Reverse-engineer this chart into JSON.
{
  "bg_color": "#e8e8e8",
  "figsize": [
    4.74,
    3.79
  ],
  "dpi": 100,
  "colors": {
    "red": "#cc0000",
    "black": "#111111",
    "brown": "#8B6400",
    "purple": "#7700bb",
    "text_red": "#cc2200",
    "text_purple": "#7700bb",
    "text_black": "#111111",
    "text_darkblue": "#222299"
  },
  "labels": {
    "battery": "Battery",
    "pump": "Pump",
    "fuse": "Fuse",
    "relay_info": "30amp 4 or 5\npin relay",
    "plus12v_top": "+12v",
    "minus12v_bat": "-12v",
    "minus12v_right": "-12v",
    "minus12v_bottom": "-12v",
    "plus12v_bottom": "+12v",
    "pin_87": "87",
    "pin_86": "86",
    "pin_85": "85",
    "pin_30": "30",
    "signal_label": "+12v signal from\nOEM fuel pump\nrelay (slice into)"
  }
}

== == ==

Task goal | Print the records once more, exactly as they were given.

Result of this exercise |
Reverse-engineer this chart into JSON.
{
  "bg_color": "#e8e8e8",
  "figsize": [
    4.74,
    3.79
  ],
  "dpi": 100,
  "colors": {
    "red": "#cc0000",
    "black": "#111111",
    "brown": "#8B6400",
    "purple": "#7700bb",
    "text_red": "#cc2200",
    "text_purple": "#7700bb",
    "text_black": "#111111",
    "text_darkblue": "#222299"
  },
  "labels": {
    "battery": "Battery",
    "pump": "Pump",
    "fuse": "Fuse",
    "relay_info": "30amp 4 or 5\npin relay",
    "plus12v_top": "+12v",
    "minus12v_bat": "-12v",
    "minus12v_right": "-12v",
    "minus12v_bottom": "-12v",
    "plus12v_bottom": "+12v",
    "pin_87": "87",
    "pin_86": "86",
    "pin_85": "85",
    "pin_30": "30",
    "signal_label": "+12v signal from\nOEM fuel pump\nrelay (slice into)"
  }
}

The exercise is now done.